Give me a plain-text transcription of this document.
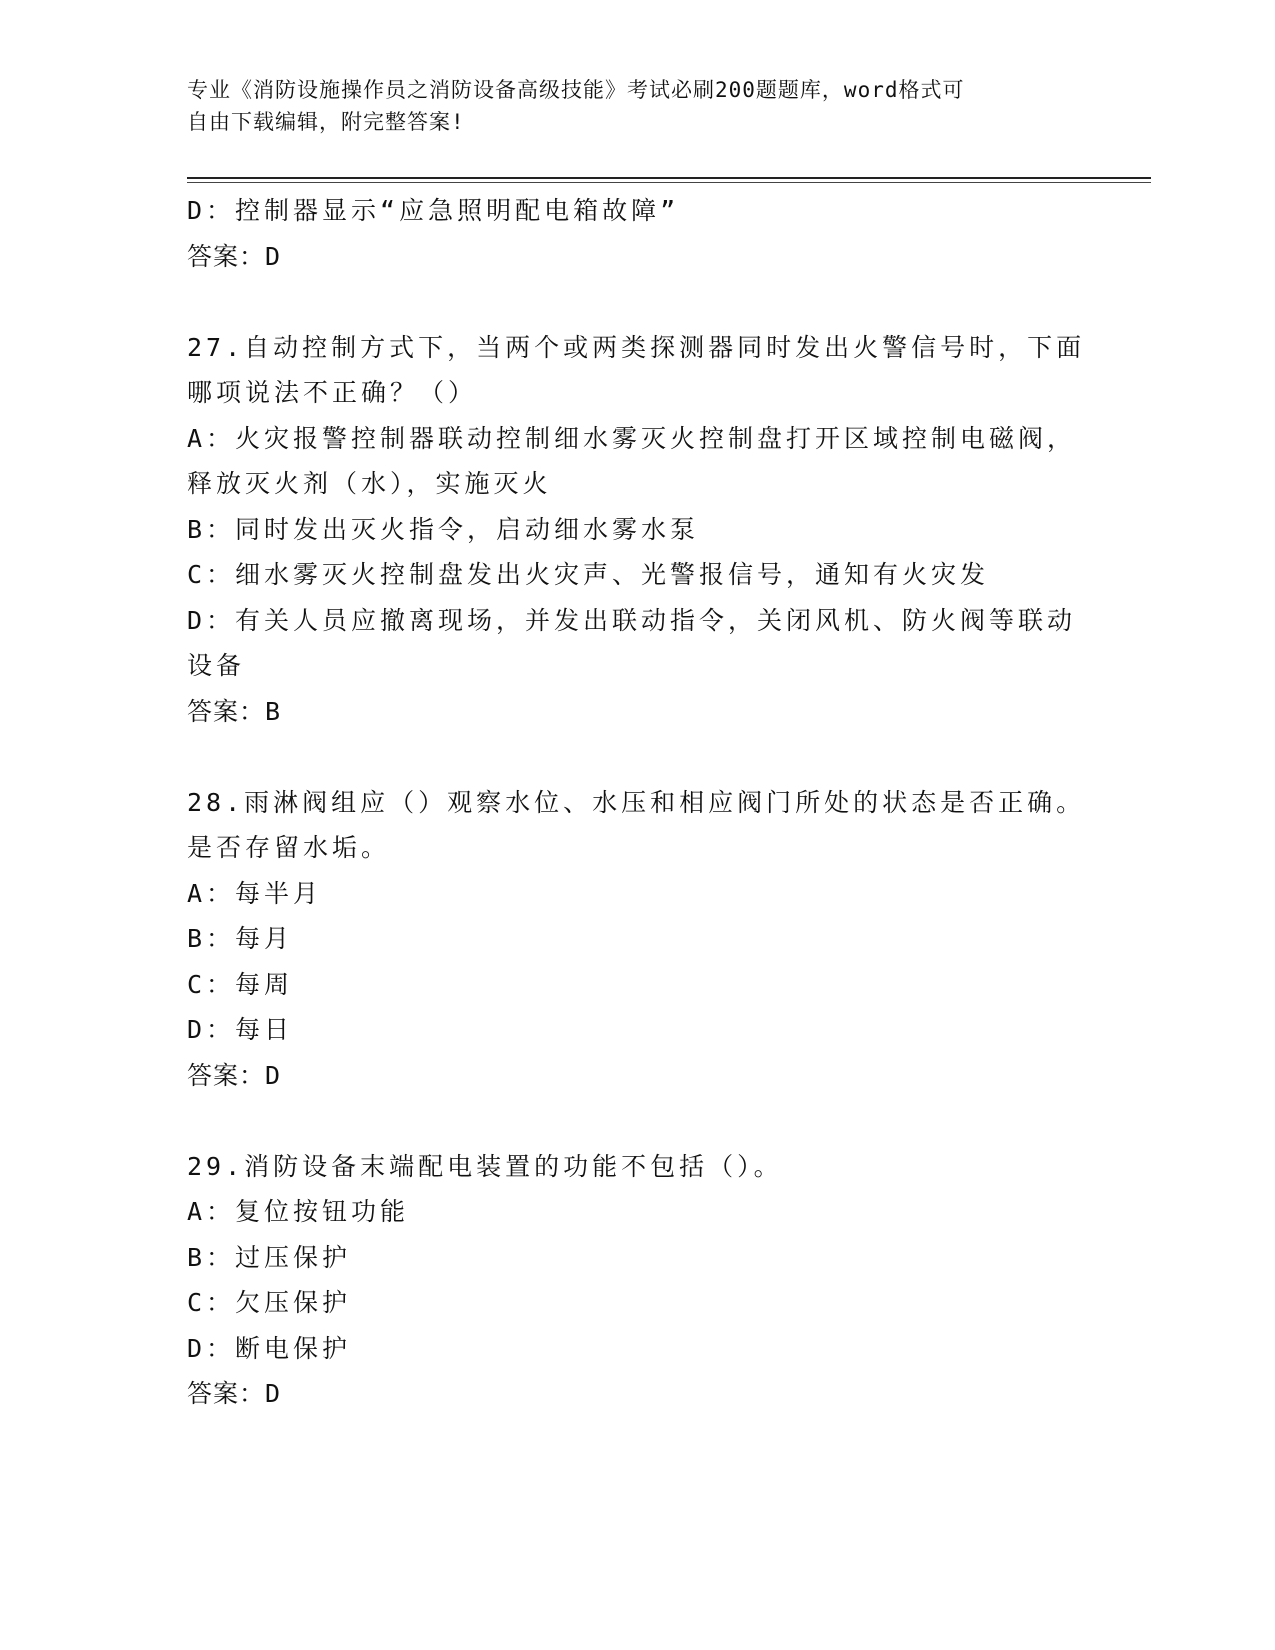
专业《消防设施操作员之消防设备高级技能》考试必刷200题题库，word格式可
自由下载编辑，附完整答案!
D：控制器显示“应急照明配电箱故障”
答案：D
27.自动控制方式下，当两个或两类探测器同时发出火警信号时，下面
哪项说法不正确？（）
A：火灾报警控制器联动控制细水雾灭火控制盘打开区域控制电磁阀，
释放灭火剂（水），实施灭火
B：同时发出灭火指令，启动细水雾水泵
C：细水雾灭火控制盘发出火灾声、光警报信号，通知有火灾发
D：有关人员应撤离现场，并发出联动指令，关闭风机、防火阀等联动
设备
答案：B
28.雨淋阀组应（）观察水位、水压和相应阀门所处的状态是否正确。
是否存留水垢。
A：每半月
B：每月
C：每周
D：每日
答案：D
29.消防设备末端配电装置的功能不包括（）。
A：复位按钮功能
B：过压保护
C：欠压保护
D：断电保护
答案：D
--------------------
• **WHAT TO WORK ON**: Except for the pictures, copy every line of the records above exactly.

• **SOLUTION FOR THIS EXERCISE**:
Give me a plain-text transcription of this document.
专业《消防设施操作员之消防设备高级技能》考试必刷200题题库，word格式可
自由下载编辑，附完整答案!
D：控制器显示“应急照明配电箱故障”
答案：D
27.自动控制方式下，当两个或两类探测器同时发出火警信号时，下面
哪项说法不正确？（）
A：火灾报警控制器联动控制细水雾灭火控制盘打开区域控制电磁阀，
释放灭火剂（水），实施灭火
B：同时发出灭火指令，启动细水雾水泵
C：细水雾灭火控制盘发出火灾声、光警报信号，通知有火灾发
D：有关人员应撤离现场，并发出联动指令，关闭风机、防火阀等联动
设备
答案：B
28.雨淋阀组应（）观察水位、水压和相应阀门所处的状态是否正确。
是否存留水垢。
A：每半月
B：每月
C：每周
D：每日
答案：D
29.消防设备末端配电装置的功能不包括（）。
A：复位按钮功能
B：过压保护
C：欠压保护
D：断电保护
答案：D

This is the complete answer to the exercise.